Available data
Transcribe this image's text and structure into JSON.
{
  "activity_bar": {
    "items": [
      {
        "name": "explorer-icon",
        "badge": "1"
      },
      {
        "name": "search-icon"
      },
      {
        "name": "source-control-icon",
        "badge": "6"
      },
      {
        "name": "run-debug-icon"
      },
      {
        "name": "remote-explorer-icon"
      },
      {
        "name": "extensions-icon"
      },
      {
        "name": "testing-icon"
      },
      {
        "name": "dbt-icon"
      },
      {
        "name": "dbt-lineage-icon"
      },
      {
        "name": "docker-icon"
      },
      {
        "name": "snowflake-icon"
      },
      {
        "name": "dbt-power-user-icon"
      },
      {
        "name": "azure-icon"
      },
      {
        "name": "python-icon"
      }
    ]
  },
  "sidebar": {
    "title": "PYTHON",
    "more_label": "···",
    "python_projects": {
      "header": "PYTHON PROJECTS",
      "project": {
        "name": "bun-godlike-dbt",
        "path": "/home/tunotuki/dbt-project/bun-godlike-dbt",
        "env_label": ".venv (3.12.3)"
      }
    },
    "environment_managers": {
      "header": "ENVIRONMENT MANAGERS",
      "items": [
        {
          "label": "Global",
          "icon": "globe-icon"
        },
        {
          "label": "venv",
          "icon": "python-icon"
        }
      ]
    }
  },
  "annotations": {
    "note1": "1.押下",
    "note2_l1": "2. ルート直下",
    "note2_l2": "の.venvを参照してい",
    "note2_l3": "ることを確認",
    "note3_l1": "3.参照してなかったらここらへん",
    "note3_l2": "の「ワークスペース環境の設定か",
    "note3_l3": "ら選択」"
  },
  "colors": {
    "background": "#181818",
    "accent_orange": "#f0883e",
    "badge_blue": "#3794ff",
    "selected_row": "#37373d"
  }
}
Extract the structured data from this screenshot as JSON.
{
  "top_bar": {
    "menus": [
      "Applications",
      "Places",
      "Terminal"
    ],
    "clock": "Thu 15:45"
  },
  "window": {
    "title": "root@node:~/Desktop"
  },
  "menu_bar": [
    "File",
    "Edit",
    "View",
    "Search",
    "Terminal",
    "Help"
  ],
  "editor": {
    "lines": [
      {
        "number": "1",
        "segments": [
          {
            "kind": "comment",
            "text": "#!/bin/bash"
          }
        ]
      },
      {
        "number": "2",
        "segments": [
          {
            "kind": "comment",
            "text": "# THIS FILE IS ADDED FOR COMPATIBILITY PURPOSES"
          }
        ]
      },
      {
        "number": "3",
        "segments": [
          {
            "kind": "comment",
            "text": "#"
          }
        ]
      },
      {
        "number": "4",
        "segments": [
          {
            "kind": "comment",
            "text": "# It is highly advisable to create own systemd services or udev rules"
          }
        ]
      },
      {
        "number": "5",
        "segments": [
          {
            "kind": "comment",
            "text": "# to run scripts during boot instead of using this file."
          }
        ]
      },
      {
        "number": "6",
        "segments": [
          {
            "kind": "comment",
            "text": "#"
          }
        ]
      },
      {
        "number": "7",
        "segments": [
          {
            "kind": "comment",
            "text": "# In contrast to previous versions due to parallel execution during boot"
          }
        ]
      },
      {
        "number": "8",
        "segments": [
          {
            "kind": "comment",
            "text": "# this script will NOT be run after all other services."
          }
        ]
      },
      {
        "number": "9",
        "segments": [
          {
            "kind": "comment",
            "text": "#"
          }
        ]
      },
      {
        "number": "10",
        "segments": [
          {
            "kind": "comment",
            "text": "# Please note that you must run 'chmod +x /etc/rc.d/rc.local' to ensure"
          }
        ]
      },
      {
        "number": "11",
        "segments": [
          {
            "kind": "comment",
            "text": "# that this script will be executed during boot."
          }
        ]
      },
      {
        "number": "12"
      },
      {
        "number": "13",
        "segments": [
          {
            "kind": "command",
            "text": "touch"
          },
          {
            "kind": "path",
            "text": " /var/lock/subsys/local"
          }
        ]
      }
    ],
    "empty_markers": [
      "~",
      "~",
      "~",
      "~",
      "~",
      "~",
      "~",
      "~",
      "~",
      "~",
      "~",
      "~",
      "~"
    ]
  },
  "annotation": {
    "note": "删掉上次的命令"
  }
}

What needs to be done
Extract, from the listing above, every line where the string "godlike" occurs.

Answer for the task
        "name": "bun-godlike-dbt",
        "path": "/home/tunotuki/dbt-project/bun-godlike-dbt",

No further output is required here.